(PROBLEM STATEMENT)
Provide the data again in its entirety, exactly as given.
* Start DATA SECTION *
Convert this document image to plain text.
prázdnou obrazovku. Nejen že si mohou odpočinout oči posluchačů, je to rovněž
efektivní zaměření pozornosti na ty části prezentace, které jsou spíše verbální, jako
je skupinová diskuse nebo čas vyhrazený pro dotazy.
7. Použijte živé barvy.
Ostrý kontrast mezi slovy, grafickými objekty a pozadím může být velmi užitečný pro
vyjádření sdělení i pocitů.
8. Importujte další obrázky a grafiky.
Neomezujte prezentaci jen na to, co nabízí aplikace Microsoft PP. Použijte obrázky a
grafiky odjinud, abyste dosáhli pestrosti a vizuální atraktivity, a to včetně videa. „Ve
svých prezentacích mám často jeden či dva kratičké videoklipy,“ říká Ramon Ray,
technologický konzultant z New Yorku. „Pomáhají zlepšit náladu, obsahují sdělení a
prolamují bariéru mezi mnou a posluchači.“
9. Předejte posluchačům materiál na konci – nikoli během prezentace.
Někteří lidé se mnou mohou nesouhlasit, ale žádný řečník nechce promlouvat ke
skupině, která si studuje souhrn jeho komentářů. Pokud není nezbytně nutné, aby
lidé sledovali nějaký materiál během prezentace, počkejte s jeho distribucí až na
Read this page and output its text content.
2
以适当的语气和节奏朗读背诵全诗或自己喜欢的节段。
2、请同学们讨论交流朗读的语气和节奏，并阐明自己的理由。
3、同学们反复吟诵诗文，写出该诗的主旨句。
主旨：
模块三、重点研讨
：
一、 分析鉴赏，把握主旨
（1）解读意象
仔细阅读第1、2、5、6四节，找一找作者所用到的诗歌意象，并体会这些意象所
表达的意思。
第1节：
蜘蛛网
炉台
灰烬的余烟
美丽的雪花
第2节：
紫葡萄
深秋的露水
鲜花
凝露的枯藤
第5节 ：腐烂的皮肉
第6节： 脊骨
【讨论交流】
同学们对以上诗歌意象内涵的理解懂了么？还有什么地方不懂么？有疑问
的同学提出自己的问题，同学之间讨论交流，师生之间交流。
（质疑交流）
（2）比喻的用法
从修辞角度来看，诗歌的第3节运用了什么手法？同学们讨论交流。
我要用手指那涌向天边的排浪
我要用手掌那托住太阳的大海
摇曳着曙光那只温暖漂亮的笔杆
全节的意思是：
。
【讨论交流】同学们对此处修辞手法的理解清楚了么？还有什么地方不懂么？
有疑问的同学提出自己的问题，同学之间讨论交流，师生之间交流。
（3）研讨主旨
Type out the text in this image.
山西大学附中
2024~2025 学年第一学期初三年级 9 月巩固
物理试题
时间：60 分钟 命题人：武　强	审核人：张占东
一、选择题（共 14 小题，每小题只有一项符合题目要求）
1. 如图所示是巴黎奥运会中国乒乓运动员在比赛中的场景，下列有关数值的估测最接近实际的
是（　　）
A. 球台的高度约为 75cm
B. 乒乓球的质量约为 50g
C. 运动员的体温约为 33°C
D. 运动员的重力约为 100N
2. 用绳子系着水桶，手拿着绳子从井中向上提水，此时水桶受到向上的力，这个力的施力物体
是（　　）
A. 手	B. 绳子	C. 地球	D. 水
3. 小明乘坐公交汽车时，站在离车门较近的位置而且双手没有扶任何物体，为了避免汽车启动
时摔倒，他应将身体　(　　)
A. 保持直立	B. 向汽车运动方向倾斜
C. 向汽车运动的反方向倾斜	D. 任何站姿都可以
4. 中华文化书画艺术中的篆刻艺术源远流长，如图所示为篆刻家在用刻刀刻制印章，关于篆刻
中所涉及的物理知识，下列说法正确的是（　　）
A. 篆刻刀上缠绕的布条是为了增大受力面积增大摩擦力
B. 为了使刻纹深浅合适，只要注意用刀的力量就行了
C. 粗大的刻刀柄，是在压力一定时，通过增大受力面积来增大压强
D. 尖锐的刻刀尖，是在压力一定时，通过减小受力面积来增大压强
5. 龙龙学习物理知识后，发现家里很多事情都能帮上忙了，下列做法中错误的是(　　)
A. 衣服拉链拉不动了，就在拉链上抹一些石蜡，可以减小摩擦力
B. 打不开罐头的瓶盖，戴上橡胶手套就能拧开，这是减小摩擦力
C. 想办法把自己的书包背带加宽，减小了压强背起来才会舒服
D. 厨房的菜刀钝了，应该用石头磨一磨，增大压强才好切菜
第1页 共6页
* End DATA SECTION *
(THE COMPLETED TASK)
Convert this document image to plain text.
prázdnou obrazovku. Nejen že si mohou odpočinout oči posluchačů, je to rovněž
efektivní zaměření pozornosti na ty části prezentace, které jsou spíše verbální, jako
je skupinová diskuse nebo čas vyhrazený pro dotazy.
7. Použijte živé barvy.
Ostrý kontrast mezi slovy, grafickými objekty a pozadím může být velmi užitečný pro
vyjádření sdělení i pocitů.
8. Importujte další obrázky a grafiky.
Neomezujte prezentaci jen na to, co nabízí aplikace Microsoft PP. Použijte obrázky a
grafiky odjinud, abyste dosáhli pestrosti a vizuální atraktivity, a to včetně videa. „Ve
svých prezentacích mám často jeden či dva kratičké videoklipy,“ říká Ramon Ray,
technologický konzultant z New Yorku. „Pomáhají zlepšit náladu, obsahují sdělení a
prolamují bariéru mezi mnou a posluchači.“
9. Předejte posluchačům materiál na konci – nikoli během prezentace.
Někteří lidé se mnou mohou nesouhlasit, ale žádný řečník nechce promlouvat ke
skupině, která si studuje souhrn jeho komentářů. Pokud není nezbytně nutné, aby
lidé sledovali nějaký materiál během prezentace, počkejte s jeho distribucí až na
Read this page and output its text content.
2
以适当的语气和节奏朗读背诵全诗或自己喜欢的节段。
2、请同学们讨论交流朗读的语气和节奏，并阐明自己的理由。
3、同学们反复吟诵诗文，写出该诗的主旨句。
主旨：
模块三、重点研讨
：
一、 分析鉴赏，把握主旨
（1）解读意象
仔细阅读第1、2、5、6四节，找一找作者所用到的诗歌意象，并体会这些意象所
表达的意思。
第1节：
蜘蛛网
炉台
灰烬的余烟
美丽的雪花
第2节：
紫葡萄
深秋的露水
鲜花
凝露的枯藤
第5节 ：腐烂的皮肉
第6节： 脊骨
【讨论交流】
同学们对以上诗歌意象内涵的理解懂了么？还有什么地方不懂么？有疑问
的同学提出自己的问题，同学之间讨论交流，师生之间交流。
（质疑交流）
（2）比喻的用法
从修辞角度来看，诗歌的第3节运用了什么手法？同学们讨论交流。
我要用手指那涌向天边的排浪
我要用手掌那托住太阳的大海
摇曳着曙光那只温暖漂亮的笔杆
全节的意思是：
。
【讨论交流】同学们对此处修辞手法的理解清楚了么？还有什么地方不懂么？
有疑问的同学提出自己的问题，同学之间讨论交流，师生之间交流。
（3）研讨主旨
Type out the text in this image.
山西大学附中
2024~2025 学年第一学期初三年级 9 月巩固
物理试题
时间：60 分钟 命题人：武　强	审核人：张占东
一、选择题（共 14 小题，每小题只有一项符合题目要求）
1. 如图所示是巴黎奥运会中国乒乓运动员在比赛中的场景，下列有关数值的估测最接近实际的
是（　　）
A. 球台的高度约为 75cm
B. 乒乓球的质量约为 50g
C. 运动员的体温约为 33°C
D. 运动员的重力约为 100N
2. 用绳子系着水桶，手拿着绳子从井中向上提水，此时水桶受到向上的力，这个力的施力物体
是（　　）
A. 手	B. 绳子	C. 地球	D. 水
3. 小明乘坐公交汽车时，站在离车门较近的位置而且双手没有扶任何物体，为了避免汽车启动
时摔倒，他应将身体　(　　)
A. 保持直立	B. 向汽车运动方向倾斜
C. 向汽车运动的反方向倾斜	D. 任何站姿都可以
4. 中华文化书画艺术中的篆刻艺术源远流长，如图所示为篆刻家在用刻刀刻制印章，关于篆刻
中所涉及的物理知识，下列说法正确的是（　　）
A. 篆刻刀上缠绕的布条是为了增大受力面积增大摩擦力
B. 为了使刻纹深浅合适，只要注意用刀的力量就行了
C. 粗大的刻刀柄，是在压力一定时，通过增大受力面积来增大压强
D. 尖锐的刻刀尖，是在压力一定时，通过减小受力面积来增大压强
5. 龙龙学习物理知识后，发现家里很多事情都能帮上忙了，下列做法中错误的是(　　)
A. 衣服拉链拉不动了，就在拉链上抹一些石蜡，可以减小摩擦力
B. 打不开罐头的瓶盖，戴上橡胶手套就能拧开，这是减小摩擦力
C. 想办法把自己的书包背带加宽，减小了压强背起来才会舒服
D. 厨房的菜刀钝了，应该用石头磨一磨，增大压强才好切菜
第1页 共6页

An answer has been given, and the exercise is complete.